# WRITTEN TASK
Give only the number of lines in the records below that contain the word "VEGF".

[Begin MATERIAL FOR THIS EXERCISE]

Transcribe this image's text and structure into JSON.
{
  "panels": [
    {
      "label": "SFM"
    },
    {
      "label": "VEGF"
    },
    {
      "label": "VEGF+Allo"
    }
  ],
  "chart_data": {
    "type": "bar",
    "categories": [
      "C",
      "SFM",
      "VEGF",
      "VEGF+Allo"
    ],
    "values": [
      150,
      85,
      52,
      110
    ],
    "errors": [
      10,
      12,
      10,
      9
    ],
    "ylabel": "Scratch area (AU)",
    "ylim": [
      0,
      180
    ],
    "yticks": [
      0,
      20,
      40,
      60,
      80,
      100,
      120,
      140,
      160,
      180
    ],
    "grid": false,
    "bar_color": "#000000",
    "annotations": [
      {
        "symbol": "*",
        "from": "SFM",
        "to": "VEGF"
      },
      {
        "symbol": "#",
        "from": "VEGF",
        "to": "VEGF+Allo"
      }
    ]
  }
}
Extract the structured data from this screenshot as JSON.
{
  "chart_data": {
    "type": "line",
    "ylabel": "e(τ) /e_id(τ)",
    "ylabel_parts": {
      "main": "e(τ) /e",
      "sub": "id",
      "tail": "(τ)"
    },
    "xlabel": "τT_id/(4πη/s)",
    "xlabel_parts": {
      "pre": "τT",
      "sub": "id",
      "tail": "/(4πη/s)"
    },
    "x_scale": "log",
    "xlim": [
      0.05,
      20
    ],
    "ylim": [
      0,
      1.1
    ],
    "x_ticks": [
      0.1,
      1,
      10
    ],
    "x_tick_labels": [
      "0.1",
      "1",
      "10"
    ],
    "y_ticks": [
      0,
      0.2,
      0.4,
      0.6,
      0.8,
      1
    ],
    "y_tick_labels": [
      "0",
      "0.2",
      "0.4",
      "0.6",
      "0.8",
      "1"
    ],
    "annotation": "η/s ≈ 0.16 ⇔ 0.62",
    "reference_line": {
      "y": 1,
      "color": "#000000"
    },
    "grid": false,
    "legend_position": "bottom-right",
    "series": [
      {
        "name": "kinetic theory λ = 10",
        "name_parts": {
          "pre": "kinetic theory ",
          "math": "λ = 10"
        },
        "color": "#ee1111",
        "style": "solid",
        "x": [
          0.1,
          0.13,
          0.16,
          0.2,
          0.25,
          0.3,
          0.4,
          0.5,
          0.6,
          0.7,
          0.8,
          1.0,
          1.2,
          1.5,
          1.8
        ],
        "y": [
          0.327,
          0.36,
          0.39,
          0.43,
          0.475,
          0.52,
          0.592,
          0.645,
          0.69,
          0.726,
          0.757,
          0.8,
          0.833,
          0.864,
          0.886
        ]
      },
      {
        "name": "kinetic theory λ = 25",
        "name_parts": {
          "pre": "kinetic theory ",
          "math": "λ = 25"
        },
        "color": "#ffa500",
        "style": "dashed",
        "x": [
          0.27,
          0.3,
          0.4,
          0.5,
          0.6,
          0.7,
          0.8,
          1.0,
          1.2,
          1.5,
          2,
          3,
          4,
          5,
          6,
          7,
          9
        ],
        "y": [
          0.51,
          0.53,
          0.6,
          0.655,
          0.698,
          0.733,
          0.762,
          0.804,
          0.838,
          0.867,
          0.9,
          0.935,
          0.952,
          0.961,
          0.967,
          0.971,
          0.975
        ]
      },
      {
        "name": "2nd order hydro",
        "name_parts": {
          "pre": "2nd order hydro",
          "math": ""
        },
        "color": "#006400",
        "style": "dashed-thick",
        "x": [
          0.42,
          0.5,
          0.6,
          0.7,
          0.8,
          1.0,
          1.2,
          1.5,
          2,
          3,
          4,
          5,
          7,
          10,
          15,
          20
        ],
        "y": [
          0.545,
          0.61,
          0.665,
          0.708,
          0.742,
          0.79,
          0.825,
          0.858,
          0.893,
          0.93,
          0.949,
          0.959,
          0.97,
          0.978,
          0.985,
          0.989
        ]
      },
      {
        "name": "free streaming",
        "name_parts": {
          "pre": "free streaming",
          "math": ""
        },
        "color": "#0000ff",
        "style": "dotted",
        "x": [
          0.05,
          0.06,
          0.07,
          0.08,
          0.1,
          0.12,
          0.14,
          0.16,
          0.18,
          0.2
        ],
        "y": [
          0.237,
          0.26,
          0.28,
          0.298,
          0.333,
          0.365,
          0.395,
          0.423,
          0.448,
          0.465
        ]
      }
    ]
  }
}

[End MATERIAL FOR THIS EXERCISE]
[Begin MATERIAL FOR THIS EXERCISE]

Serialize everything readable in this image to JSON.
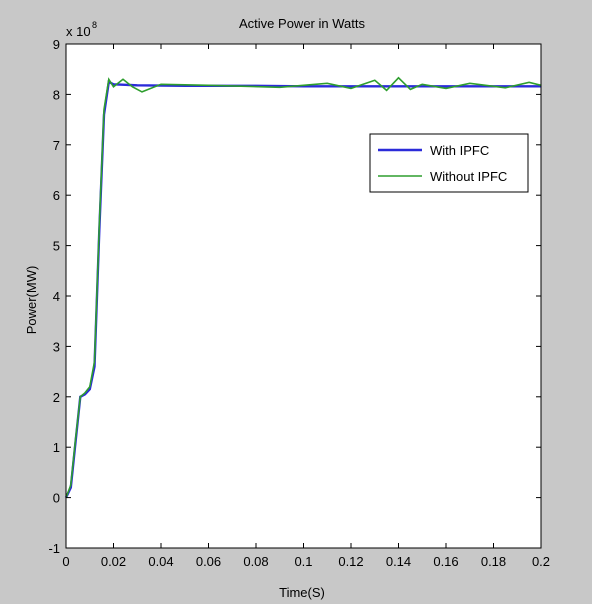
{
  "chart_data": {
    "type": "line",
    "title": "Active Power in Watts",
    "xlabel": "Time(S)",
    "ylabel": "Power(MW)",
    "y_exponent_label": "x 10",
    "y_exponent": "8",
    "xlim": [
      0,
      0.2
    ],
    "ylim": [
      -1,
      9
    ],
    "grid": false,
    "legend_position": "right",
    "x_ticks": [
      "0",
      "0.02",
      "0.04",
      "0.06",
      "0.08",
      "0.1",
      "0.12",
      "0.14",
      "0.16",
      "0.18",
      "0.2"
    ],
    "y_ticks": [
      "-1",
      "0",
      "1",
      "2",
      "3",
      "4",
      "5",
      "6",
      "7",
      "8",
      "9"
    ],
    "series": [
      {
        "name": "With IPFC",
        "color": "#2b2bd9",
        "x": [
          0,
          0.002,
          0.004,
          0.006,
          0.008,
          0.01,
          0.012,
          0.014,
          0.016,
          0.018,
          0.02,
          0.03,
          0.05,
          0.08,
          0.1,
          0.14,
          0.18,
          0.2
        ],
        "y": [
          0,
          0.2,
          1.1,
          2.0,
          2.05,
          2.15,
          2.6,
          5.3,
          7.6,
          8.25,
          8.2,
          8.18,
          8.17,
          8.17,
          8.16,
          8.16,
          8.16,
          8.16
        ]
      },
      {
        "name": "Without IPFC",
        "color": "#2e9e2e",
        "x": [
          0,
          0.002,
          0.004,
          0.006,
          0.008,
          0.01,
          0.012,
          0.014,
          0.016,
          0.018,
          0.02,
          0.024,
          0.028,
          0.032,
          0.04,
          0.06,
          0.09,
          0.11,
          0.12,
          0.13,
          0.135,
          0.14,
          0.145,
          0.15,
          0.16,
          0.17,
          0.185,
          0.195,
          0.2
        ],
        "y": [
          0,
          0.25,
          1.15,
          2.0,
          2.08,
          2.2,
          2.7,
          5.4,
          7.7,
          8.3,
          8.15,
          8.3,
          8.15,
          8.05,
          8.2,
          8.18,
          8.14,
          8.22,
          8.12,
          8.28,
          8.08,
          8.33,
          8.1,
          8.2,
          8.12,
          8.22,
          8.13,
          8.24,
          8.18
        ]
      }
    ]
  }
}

[End MATERIAL FOR THIS EXERCISE]
[Begin MATERIAL FOR THIS EXERCISE]

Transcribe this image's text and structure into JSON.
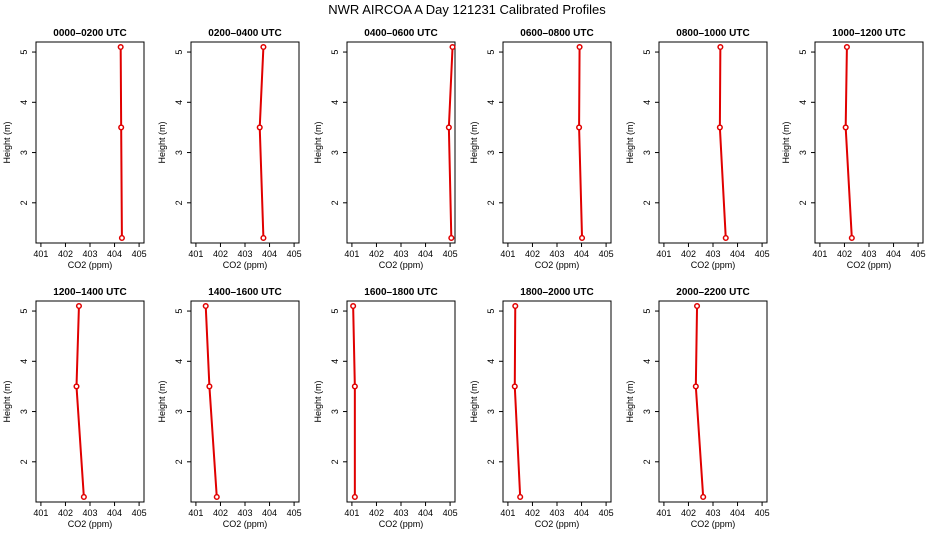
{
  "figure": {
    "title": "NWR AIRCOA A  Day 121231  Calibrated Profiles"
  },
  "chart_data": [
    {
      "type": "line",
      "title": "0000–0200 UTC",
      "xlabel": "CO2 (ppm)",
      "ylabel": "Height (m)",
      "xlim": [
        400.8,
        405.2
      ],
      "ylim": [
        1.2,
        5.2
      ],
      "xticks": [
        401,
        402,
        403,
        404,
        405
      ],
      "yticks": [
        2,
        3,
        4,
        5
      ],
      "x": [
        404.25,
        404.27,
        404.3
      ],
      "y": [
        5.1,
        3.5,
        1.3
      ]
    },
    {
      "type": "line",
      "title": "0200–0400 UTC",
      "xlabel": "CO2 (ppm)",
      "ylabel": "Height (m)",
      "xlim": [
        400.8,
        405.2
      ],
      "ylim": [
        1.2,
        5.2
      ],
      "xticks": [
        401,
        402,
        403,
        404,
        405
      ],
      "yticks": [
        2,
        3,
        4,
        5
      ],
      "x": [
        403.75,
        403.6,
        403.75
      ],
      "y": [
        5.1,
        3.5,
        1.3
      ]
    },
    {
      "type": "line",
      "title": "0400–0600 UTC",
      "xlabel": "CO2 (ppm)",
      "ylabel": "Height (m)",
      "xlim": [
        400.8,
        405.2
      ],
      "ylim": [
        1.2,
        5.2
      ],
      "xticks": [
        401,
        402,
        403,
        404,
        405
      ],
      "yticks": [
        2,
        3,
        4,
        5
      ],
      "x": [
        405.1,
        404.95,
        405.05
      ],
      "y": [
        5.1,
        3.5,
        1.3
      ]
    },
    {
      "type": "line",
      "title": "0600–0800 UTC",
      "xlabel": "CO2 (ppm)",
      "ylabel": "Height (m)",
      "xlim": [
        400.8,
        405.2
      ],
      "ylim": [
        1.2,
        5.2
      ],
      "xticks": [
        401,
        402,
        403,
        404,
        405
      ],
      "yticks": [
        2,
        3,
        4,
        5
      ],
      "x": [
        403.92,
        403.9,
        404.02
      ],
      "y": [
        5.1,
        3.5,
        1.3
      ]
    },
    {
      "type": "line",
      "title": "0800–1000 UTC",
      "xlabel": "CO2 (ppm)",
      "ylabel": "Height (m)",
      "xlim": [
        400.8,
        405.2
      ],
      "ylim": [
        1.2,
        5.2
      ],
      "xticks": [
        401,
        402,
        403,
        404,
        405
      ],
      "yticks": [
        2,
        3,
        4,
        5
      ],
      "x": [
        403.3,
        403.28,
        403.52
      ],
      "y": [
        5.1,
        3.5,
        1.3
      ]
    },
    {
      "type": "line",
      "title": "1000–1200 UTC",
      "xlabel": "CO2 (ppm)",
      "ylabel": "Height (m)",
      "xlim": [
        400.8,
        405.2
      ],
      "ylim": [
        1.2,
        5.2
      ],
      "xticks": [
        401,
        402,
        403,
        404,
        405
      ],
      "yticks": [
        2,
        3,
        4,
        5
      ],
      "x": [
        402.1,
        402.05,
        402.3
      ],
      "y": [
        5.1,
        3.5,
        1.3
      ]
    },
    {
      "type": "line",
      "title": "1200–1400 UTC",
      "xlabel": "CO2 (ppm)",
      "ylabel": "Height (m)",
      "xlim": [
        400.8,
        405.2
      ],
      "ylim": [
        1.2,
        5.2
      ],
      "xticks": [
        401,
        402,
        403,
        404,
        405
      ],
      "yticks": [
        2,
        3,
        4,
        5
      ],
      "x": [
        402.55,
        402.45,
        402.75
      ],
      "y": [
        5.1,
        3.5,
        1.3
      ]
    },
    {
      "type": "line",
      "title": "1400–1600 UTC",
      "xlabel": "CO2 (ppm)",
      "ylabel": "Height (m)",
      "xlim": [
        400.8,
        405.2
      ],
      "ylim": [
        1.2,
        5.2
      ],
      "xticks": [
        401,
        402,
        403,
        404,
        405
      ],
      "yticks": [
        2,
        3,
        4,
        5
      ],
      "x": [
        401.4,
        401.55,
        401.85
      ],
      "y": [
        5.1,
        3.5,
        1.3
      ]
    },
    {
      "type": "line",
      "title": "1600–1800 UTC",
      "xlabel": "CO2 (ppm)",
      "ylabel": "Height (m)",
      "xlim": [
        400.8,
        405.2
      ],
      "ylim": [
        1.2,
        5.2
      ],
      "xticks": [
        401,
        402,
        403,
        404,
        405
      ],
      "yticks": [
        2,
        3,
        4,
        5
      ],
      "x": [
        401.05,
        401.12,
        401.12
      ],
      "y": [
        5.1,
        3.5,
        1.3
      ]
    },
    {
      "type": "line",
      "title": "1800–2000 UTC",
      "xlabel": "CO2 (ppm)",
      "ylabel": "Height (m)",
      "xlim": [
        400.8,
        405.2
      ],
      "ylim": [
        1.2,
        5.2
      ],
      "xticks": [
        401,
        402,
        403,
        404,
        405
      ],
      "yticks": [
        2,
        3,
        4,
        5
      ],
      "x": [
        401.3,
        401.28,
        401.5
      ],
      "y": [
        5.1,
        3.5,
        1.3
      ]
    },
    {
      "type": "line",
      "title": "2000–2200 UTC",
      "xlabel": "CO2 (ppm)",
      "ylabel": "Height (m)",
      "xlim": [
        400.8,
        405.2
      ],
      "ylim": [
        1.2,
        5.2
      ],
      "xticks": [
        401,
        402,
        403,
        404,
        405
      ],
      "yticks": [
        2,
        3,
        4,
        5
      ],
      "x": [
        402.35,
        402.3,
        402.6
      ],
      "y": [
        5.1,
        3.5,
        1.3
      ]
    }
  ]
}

[End MATERIAL FOR THIS EXERCISE]

# ANSWER TO THIS EXERCISE
7